## Text excerpt
By Carlos Arredondo @ MATT.org
Here is a different take you have probably never heard on a polemic issue that has been talked about more than enough to make most weary. Meet Ronald Rael, architect, author and assistant professor at the University of California Berkeley. Rael has received a number of awards and accolades for his work, but it was the announcement of his project “Border Wall as Infrastructure” this week that could arguably be contested as either a ‘hail mary out of left field’ or an idea oozing brilliance from the mind of a futurist with uncanny foresight. I suppose it is for you the reader to decide which of the two it is, or if it is more accurate to call it something else. In any case, it is nothing less than an extremely thought evoking concept as you undoubtedly have heard nothing like it before.
Ronald observed that the current design of the wall is uni-functional, that is that its sole purpose is to divide, not mentioning that its performance at that is questionable. In addition the cost is immense, a $2.4 billion dollar project for some 600 miles of border fence means the government is pouring in some $4 million dollars into each mile of fence. Ronald’s proposition presents a totally different paradigm in which the border wall between the U.S. and Mexico instead becomes a sort of infrastructure hustling and bustling with intercultural exchange and commerce. A place where people meet and participate in a number of diverse activities. In essence, Ronald has flipped the traditional idea of the fence on its head. Because at the heart of his design ideas is that the fence becomes a place of attraction bringing people together and uniting them rather than dividing them. A sort of genius paradox… if it works (in practice and not just theory).
So how exactly does Ronald see this happening? And what are its forecast benefits? Well, you can read more about his specific designs here or in this inhabitat article. A host of diverse integrated designs would theoretically reap a harvest of economic, ecological, social, environmental, energy, health and security benefits. While there are near 20 amendments to his design in all, here are a few teasers for you:
– Solar-Electric arrays and farms being placed along some of the border walls in some of the most prime solar-real estate areas as well as solar thermal tubes that would collect thermal heat in underground tanks to be used by schools, commercial buildings, and factories.
-Life Safety Border Beacons that would collect storm water and use solar-powered filters to provide drinking water for people and animals thereby preventing deaths. Also, these stations would notify security or border patrol of activity, whether it be immigrants or American citizens.
-Water Treatment Facility would buffer the New River along the Mexicali border while cleaning and purifying water from the most polluted river in the United States. Not only would it prevent harmful toxins from entering but also would produce usable electricity as a by-product via methane.
-Wildlife Walls would create paths for various animals and wildlife particularly in nature reserves which the present wall cuts through putting at further risk populations of already endangered species. A secondary result of this would be the recreational aspect of peoples on both sides of the fence being able to enjoy the local wildlife.

## Work task
Retype a section of the border wall article word for word, beginning with the words "-Water Treatment Facility" and stopping after "the local wildlife.". The data after the border wall article isn't needed for anything here.

## Record excerpts
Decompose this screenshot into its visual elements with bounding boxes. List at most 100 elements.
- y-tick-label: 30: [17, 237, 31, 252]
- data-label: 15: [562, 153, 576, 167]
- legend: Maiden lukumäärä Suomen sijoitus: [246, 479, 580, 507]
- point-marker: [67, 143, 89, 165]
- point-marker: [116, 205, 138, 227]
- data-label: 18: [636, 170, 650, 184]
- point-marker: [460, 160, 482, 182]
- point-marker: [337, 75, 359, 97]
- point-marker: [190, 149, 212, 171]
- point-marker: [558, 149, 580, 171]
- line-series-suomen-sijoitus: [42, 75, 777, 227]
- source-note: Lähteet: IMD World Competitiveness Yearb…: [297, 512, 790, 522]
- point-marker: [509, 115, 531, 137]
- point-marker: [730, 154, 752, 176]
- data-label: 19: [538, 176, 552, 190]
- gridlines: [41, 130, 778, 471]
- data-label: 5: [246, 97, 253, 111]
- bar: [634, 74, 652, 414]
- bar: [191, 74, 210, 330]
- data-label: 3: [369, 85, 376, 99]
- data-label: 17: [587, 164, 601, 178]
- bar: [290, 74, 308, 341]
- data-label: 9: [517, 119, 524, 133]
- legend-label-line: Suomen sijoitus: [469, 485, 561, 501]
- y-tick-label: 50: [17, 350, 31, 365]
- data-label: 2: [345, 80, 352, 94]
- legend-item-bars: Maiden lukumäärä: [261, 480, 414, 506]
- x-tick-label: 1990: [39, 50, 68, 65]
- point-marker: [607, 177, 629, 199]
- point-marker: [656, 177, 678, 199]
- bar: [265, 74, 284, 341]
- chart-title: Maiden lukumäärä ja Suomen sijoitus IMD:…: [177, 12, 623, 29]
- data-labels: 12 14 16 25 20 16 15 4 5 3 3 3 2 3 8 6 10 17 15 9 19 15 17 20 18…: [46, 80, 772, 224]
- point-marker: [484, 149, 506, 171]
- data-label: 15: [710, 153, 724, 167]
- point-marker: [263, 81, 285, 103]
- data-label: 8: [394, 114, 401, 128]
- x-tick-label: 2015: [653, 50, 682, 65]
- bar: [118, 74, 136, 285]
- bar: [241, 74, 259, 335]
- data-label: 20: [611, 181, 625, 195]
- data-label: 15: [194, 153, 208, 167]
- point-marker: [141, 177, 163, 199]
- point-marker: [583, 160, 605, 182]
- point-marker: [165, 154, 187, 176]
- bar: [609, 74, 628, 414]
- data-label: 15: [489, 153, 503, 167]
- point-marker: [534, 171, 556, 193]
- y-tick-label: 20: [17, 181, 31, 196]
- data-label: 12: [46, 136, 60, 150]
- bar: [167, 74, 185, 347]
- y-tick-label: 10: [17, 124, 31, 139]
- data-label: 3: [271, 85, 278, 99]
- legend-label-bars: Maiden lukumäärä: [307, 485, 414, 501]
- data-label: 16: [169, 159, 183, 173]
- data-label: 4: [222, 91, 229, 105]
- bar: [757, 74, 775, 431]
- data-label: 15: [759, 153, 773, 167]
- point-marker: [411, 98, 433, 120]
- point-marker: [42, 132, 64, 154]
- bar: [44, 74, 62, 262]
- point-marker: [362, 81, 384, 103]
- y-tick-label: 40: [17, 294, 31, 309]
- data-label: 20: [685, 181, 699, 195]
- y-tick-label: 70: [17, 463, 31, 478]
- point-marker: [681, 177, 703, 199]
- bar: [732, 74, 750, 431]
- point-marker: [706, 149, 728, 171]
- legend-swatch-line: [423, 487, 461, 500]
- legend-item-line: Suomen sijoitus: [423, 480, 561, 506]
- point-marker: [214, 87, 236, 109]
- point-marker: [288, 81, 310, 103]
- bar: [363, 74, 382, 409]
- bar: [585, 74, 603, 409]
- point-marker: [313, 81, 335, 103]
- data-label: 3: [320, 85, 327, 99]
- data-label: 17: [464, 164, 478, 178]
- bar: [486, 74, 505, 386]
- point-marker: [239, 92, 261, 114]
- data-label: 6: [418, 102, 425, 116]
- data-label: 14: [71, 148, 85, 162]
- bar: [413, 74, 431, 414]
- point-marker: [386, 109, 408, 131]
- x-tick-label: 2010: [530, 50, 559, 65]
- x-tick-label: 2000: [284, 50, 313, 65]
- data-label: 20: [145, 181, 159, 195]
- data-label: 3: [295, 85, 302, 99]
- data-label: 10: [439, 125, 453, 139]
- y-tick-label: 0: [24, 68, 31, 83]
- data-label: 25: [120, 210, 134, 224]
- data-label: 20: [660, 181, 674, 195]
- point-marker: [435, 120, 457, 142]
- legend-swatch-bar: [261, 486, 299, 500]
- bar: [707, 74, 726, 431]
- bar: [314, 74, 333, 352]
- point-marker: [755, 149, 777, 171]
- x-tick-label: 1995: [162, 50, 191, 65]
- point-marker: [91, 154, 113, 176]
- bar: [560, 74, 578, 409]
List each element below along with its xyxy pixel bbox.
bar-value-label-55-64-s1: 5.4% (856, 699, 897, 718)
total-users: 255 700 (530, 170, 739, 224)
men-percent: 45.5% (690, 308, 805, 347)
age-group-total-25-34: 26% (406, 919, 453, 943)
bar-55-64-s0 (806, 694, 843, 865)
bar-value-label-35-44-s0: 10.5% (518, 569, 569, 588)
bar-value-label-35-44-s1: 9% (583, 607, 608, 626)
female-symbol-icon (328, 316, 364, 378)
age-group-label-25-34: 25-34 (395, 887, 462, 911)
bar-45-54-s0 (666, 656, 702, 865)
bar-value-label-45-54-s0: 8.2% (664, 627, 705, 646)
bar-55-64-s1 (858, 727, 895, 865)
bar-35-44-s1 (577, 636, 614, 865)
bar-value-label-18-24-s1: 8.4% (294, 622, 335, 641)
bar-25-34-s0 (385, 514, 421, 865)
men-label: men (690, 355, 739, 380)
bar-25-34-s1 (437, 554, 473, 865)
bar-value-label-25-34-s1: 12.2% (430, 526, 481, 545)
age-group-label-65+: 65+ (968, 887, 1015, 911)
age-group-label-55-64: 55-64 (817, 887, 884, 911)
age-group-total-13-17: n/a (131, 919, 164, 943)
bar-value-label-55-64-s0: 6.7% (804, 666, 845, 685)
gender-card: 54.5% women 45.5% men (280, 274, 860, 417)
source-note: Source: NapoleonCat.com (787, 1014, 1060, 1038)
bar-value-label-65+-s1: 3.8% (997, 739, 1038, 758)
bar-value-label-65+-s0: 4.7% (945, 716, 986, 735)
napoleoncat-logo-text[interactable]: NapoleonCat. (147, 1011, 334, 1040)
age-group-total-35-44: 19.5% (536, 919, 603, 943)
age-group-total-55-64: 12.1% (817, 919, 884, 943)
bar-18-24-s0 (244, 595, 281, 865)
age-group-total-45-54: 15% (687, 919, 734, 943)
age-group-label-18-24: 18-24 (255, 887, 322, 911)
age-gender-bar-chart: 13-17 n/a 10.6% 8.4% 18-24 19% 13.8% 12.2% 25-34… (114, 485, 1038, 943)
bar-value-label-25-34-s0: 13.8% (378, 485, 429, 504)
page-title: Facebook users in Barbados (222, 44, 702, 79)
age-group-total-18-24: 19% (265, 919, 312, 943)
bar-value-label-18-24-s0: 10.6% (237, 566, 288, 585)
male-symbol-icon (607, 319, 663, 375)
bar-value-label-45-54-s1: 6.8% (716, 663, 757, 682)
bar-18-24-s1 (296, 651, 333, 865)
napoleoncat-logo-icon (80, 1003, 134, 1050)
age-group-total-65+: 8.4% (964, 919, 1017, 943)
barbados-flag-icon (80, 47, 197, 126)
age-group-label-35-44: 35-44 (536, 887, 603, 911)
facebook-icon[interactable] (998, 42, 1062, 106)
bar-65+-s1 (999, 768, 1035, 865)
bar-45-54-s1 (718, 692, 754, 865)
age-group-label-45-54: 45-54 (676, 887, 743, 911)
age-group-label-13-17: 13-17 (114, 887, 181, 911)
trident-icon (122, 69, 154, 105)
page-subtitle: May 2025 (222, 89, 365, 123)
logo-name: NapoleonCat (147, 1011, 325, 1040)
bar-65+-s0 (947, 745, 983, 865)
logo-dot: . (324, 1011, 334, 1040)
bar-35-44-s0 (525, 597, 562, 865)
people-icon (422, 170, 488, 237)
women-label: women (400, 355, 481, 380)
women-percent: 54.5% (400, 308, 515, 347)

## Your solution
-Water Treatment Facility would buffer the New River along the Mexicali border while cleaning and purifying water from the most polluted river in the United States. Not only would it prevent harmful toxins from entering but also would produce usable electricity as a by-product via methane.
-Wildlife Walls would create paths for various animals and wildlife particularly in nature reserves which the present wall cuts through putting at further risk populations of already endangered species. A secondary result of this would be the recreational aspect of peoples on both sides of the fence being able to enjoy the local wildlife.